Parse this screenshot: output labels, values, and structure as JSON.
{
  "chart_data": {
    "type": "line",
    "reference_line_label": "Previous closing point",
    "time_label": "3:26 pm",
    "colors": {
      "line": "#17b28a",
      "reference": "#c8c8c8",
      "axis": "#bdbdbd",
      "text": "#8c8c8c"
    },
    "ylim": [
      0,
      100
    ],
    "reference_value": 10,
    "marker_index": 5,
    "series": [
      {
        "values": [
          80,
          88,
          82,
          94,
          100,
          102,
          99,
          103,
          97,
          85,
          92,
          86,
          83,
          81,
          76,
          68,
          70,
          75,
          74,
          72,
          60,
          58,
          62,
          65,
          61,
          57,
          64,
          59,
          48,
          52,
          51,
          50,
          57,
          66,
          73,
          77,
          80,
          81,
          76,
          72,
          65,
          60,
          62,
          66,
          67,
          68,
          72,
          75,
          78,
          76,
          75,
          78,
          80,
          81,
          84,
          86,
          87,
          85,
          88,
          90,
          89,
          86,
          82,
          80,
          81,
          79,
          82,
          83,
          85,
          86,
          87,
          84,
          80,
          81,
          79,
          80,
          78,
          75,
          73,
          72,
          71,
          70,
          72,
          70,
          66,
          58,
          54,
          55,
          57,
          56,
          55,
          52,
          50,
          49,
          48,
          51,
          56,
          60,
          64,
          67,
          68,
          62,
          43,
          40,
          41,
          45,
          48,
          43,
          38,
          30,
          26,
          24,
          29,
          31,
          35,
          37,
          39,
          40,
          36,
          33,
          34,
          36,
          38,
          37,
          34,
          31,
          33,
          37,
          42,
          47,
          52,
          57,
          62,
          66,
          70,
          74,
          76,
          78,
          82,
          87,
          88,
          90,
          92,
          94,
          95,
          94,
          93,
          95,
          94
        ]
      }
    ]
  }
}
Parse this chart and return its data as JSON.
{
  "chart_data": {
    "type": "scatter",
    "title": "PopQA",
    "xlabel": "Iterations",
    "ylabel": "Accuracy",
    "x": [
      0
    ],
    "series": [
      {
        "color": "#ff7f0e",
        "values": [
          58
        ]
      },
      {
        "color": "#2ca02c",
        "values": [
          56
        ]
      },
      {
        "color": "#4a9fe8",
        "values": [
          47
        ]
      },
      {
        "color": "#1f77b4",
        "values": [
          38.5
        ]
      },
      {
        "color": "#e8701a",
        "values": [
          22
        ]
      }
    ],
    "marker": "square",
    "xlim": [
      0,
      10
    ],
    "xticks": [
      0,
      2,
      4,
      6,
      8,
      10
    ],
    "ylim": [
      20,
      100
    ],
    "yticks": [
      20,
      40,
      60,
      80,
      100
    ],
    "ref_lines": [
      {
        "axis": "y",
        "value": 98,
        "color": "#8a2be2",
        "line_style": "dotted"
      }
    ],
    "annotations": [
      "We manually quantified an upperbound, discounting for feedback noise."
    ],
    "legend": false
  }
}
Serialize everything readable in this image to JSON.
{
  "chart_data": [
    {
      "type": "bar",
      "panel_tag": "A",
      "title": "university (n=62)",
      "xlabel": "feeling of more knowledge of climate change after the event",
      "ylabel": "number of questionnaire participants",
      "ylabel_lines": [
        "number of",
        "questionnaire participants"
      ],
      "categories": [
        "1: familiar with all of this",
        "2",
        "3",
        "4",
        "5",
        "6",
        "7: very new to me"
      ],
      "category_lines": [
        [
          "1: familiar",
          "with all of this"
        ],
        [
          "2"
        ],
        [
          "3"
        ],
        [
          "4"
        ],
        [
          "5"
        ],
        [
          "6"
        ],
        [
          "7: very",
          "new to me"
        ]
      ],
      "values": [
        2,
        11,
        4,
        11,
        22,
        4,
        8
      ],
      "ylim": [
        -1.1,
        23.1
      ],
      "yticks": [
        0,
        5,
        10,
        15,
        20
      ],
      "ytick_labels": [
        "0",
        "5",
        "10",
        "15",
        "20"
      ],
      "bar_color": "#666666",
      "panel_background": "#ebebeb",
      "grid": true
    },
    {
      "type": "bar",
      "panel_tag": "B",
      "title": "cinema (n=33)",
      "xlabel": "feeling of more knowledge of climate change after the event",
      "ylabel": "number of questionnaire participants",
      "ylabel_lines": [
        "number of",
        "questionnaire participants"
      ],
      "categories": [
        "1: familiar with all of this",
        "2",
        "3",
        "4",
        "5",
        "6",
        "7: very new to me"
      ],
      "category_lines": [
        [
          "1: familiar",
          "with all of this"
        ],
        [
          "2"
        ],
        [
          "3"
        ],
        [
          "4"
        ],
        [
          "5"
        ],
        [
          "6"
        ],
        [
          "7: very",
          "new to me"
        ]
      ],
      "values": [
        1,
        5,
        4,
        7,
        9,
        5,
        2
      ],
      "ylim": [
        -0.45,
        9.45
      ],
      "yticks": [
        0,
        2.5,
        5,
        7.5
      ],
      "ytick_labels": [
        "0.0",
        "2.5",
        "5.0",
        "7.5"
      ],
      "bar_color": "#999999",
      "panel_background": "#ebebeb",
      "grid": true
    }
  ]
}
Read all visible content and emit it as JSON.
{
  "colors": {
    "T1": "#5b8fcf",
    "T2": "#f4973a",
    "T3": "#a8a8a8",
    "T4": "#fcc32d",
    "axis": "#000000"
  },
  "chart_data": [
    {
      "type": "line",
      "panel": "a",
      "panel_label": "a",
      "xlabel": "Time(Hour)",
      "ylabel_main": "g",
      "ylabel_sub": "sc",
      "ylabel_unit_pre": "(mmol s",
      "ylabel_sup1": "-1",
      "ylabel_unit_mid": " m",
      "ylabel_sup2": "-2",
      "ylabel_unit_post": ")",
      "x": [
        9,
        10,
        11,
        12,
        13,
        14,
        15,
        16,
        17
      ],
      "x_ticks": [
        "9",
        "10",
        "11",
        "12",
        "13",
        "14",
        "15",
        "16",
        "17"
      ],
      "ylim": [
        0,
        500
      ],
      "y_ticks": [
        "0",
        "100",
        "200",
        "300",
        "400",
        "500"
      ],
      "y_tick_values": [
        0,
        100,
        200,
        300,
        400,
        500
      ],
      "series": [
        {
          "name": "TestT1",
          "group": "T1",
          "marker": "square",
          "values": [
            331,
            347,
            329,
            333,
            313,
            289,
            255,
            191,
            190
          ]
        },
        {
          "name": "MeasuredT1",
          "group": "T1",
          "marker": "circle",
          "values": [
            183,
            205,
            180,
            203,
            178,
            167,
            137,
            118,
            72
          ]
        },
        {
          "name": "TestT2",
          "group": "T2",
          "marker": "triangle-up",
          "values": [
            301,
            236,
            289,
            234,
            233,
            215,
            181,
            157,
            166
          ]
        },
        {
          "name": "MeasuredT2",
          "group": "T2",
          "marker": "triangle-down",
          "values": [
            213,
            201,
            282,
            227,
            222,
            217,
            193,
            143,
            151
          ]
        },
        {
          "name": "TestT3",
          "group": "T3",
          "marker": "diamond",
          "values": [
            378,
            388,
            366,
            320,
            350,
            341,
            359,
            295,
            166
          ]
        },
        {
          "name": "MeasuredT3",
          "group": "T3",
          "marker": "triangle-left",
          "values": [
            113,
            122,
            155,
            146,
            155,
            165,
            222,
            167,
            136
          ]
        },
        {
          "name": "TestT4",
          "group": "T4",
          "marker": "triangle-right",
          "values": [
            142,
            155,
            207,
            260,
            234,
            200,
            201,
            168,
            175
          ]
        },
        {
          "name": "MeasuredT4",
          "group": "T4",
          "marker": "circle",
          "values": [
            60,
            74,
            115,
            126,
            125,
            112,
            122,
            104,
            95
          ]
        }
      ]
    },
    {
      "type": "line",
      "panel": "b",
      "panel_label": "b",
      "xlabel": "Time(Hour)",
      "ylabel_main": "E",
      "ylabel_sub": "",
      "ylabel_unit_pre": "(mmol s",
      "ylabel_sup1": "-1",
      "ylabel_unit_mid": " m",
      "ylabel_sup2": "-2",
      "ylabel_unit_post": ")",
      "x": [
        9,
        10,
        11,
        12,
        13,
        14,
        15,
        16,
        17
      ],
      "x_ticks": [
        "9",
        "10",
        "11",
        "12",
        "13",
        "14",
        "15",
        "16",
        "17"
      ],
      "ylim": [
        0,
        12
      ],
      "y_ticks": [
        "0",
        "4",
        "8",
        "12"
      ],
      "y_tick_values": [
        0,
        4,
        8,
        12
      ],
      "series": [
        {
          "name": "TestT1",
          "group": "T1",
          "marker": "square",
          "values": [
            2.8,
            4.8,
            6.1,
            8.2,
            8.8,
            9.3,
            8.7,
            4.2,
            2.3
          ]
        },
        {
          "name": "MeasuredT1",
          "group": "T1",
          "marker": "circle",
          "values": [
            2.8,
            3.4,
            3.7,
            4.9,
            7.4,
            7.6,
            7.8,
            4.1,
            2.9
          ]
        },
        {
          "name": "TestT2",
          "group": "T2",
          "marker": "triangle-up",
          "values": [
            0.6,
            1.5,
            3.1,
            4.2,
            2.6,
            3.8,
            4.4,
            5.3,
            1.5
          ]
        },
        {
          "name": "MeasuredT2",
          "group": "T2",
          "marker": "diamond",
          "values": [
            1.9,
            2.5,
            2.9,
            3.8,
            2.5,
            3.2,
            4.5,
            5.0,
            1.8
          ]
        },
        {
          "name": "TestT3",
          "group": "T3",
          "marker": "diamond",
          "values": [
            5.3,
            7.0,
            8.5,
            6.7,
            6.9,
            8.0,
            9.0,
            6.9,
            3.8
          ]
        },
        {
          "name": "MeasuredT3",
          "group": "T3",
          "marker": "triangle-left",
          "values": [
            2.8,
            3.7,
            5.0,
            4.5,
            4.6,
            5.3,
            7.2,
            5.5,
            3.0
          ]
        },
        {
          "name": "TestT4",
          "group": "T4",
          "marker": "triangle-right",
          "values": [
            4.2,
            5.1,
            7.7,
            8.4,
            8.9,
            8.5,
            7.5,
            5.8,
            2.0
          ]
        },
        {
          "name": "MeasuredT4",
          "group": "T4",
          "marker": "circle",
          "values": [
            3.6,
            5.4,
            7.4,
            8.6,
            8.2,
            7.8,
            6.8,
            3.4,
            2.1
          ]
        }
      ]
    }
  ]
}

* [EXERCISE BRIEF]:
For each line above that contains the word "JSON", copy that line.

* [FULL RESPONSE]:
Parse this screenshot: output labels, values, and structure as JSON.
Parse this chart and return its data as JSON.
Serialize everything readable in this image to JSON.
Read all visible content and emit it as JSON.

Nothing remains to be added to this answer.